Stated problem
Copy out the records precisely, omitting pictures.

Dataset records on visual material:
* * * * *
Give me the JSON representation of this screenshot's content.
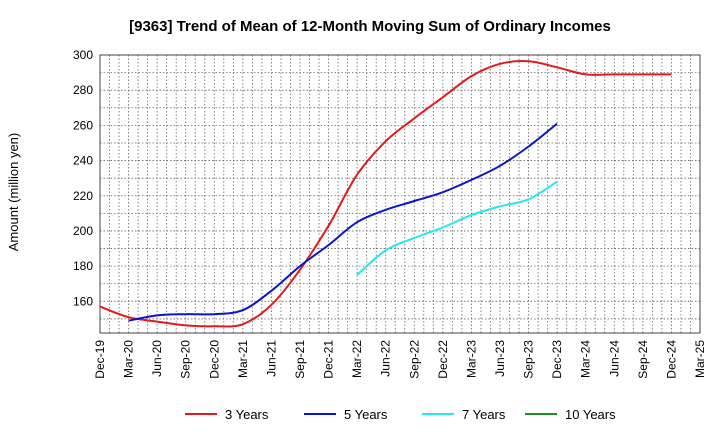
{
  "chart_data": {
    "type": "line",
    "title": "[9363]  Trend of Mean of 12-Month Moving Sum of Ordinary Incomes",
    "xlabel": "",
    "ylabel": "Amount (million yen)",
    "ylim": [
      142,
      300
    ],
    "yticks": [
      160,
      180,
      200,
      220,
      240,
      260,
      280,
      300
    ],
    "grid": true,
    "legend_position": "bottom",
    "categories": [
      "Dec-19",
      "Mar-20",
      "Jun-20",
      "Sep-20",
      "Dec-20",
      "Mar-21",
      "Jun-21",
      "Sep-21",
      "Dec-21",
      "Mar-22",
      "Jun-22",
      "Sep-22",
      "Dec-22",
      "Mar-23",
      "Jun-23",
      "Sep-23",
      "Dec-23",
      "Mar-24",
      "Jun-24",
      "Sep-24",
      "Dec-24",
      "Mar-25"
    ],
    "series": [
      {
        "name": "3 Years",
        "color": "#e31a1c",
        "values": [
          157,
          151,
          148.5,
          146.3,
          145.8,
          147,
          158,
          178,
          203,
          232,
          251,
          264,
          276,
          288,
          295,
          296.5,
          293,
          289,
          289,
          289,
          289,
          null
        ]
      },
      {
        "name": "5 Years",
        "color": "#0a14c8",
        "values": [
          null,
          149,
          152,
          152.7,
          152.7,
          155,
          166,
          180,
          192,
          205,
          212,
          217,
          222,
          229,
          237,
          248,
          261,
          null,
          null,
          null,
          null,
          null
        ]
      },
      {
        "name": "7 Years",
        "color": "#22e8f0",
        "values": [
          null,
          null,
          null,
          null,
          null,
          null,
          null,
          null,
          null,
          175,
          189,
          196,
          202,
          209,
          214,
          218,
          228,
          null,
          null,
          null,
          null,
          null
        ]
      },
      {
        "name": "10 Years",
        "color": "#1e8c1e",
        "values": [
          null,
          null,
          null,
          null,
          null,
          null,
          null,
          null,
          null,
          null,
          null,
          null,
          null,
          null,
          null,
          null,
          null,
          null,
          null,
          null,
          null,
          null
        ]
      }
    ]
  }
}
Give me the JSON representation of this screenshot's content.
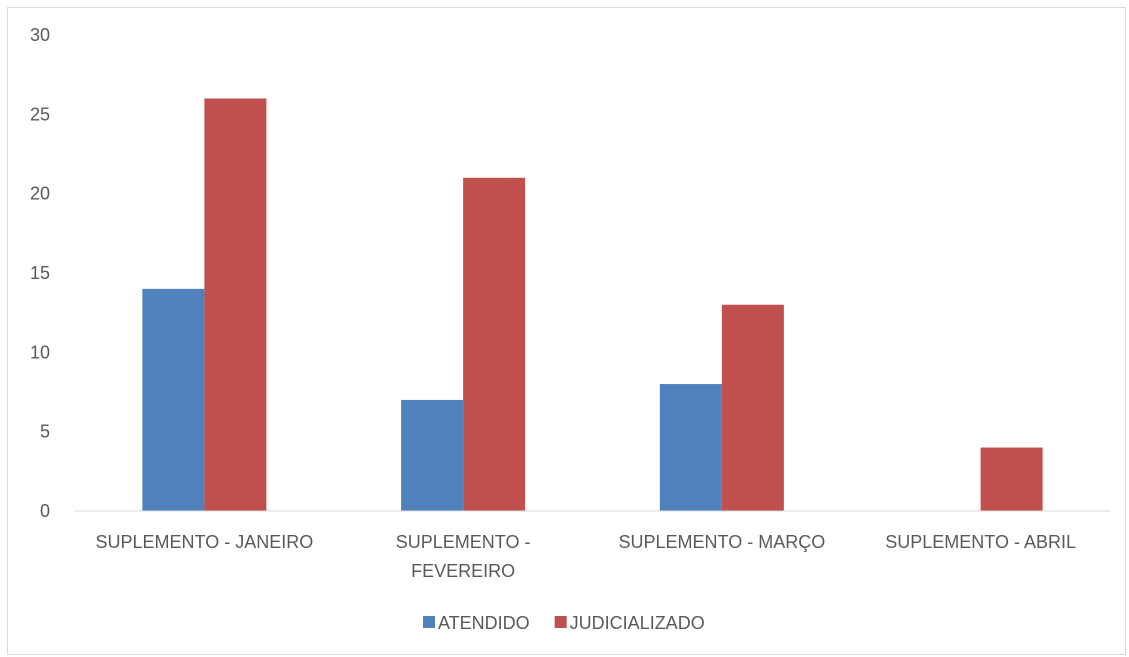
{
  "chart_data": {
    "type": "bar",
    "title": "",
    "xlabel": "",
    "ylabel": "",
    "categories": [
      [
        "SUPLEMENTO - JANEIRO"
      ],
      [
        "SUPLEMENTO -",
        "FEVEREIRO"
      ],
      [
        "SUPLEMENTO - MARÇO"
      ],
      [
        "SUPLEMENTO - ABRIL"
      ]
    ],
    "series": [
      {
        "name": "ATENDIDO",
        "color": "#4f81bd",
        "values": [
          14,
          7,
          8,
          0
        ]
      },
      {
        "name": "JUDICIALIZADO",
        "color": "#c0504d",
        "values": [
          26,
          21,
          13,
          4
        ]
      }
    ],
    "ylim": [
      0,
      30
    ],
    "yticks": [
      0,
      5,
      10,
      15,
      20,
      25,
      30
    ],
    "grid": false,
    "legend_position": "bottom"
  }
}
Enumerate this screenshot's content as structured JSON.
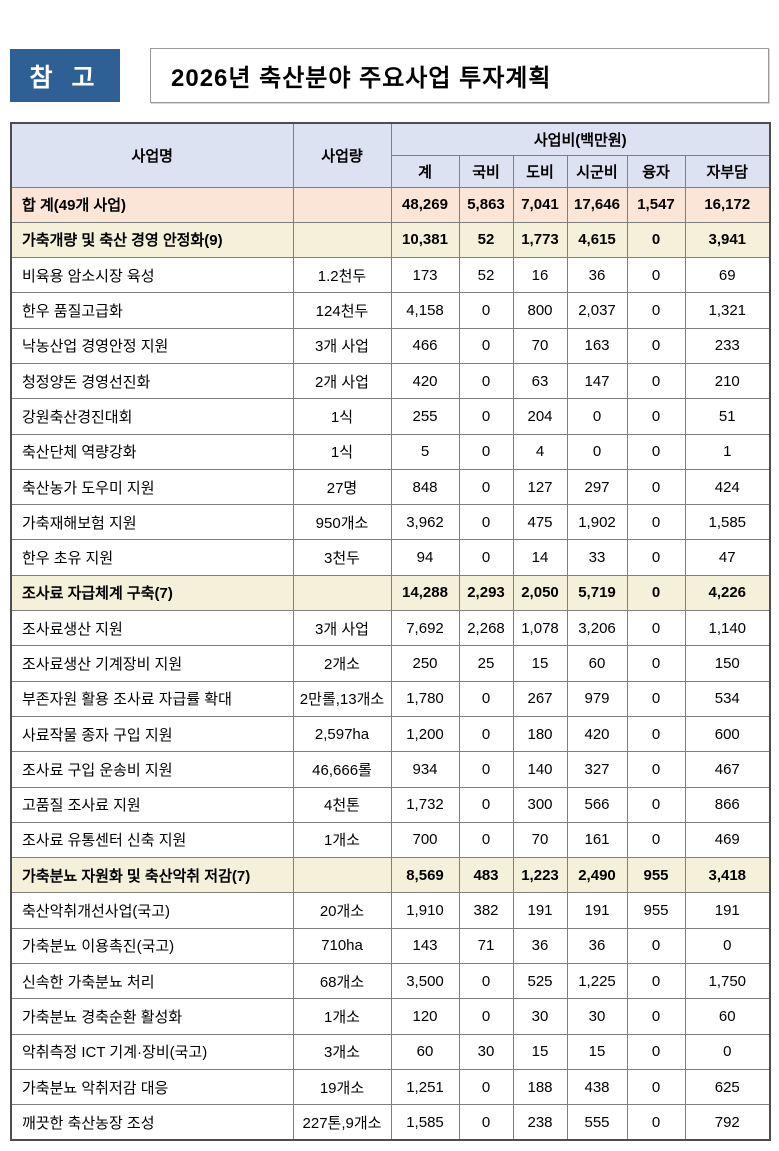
* * * * *
Solution for this exercise
Give me the JSON representation of this screenshot's content.
{
  "chart_data": {
    "type": "line",
    "title": "[9363]  Trend of Mean of 12-Month Moving Sum of Ordinary Incomes",
    "xlabel": "",
    "ylabel": "Amount (million yen)",
    "ylim": [
      142,
      300
    ],
    "yticks": [
      160,
      180,
      200,
      220,
      240,
      260,
      280,
      300
    ],
    "grid": true,
    "legend_position": "bottom",
    "categories": [
      "Dec-19",
      "Mar-20",
      "Jun-20",
      "Sep-20",
      "Dec-20",
      "Mar-21",
      "Jun-21",
      "Sep-21",
      "Dec-21",
      "Mar-22",
      "Jun-22",
      "Sep-22",
      "Dec-22",
      "Mar-23",
      "Jun-23",
      "Sep-23",
      "Dec-23",
      "Mar-24",
      "Jun-24",
      "Sep-24",
      "Dec-24",
      "Mar-25"
    ],
    "series": [
      {
        "name": "3 Years",
        "color": "#e31a1c",
        "values": [
          157,
          151,
          148.5,
          146.3,
          145.8,
          147,
          158,
          178,
          203,
          232,
          251,
          264,
          276,
          288,
          295,
          296.5,
          293,
          289,
          289,
          289,
          289,
          null
        ]
      },
      {
        "name": "5 Years",
        "color": "#0a14c8",
        "values": [
          null,
          149,
          152,
          152.7,
          152.7,
          155,
          166,
          180,
          192,
          205,
          212,
          217,
          222,
          229,
          237,
          248,
          261,
          null,
          null,
          null,
          null,
          null
        ]
      },
      {
        "name": "7 Years",
        "color": "#22e8f0",
        "values": [
          null,
          null,
          null,
          null,
          null,
          null,
          null,
          null,
          null,
          175,
          189,
          196,
          202,
          209,
          214,
          218,
          228,
          null,
          null,
          null,
          null,
          null
        ]
      },
      {
        "name": "10 Years",
        "color": "#1e8c1e",
        "values": [
          null,
          null,
          null,
          null,
          null,
          null,
          null,
          null,
          null,
          null,
          null,
          null,
          null,
          null,
          null,
          null,
          null,
          null,
          null,
          null,
          null,
          null
        ]
      }
    ]
  }
}
Give me the JSON representation of this screenshot's content.
{
  "chart_data": {
    "type": "bar",
    "title": "",
    "xlabel": "",
    "ylabel": "",
    "categories": [
      [
        "SUPLEMENTO - JANEIRO"
      ],
      [
        "SUPLEMENTO -",
        "FEVEREIRO"
      ],
      [
        "SUPLEMENTO - MARÇO"
      ],
      [
        "SUPLEMENTO - ABRIL"
      ]
    ],
    "series": [
      {
        "name": "ATENDIDO",
        "color": "#4f81bd",
        "values": [
          14,
          7,
          8,
          0
        ]
      },
      {
        "name": "JUDICIALIZADO",
        "color": "#c0504d",
        "values": [
          26,
          21,
          13,
          4
        ]
      }
    ],
    "ylim": [
      0,
      30
    ],
    "yticks": [
      0,
      5,
      10,
      15,
      20,
      25,
      30
    ],
    "grid": false,
    "legend_position": "bottom"
  }
}
Enumerate this screenshot's content as structured JSON.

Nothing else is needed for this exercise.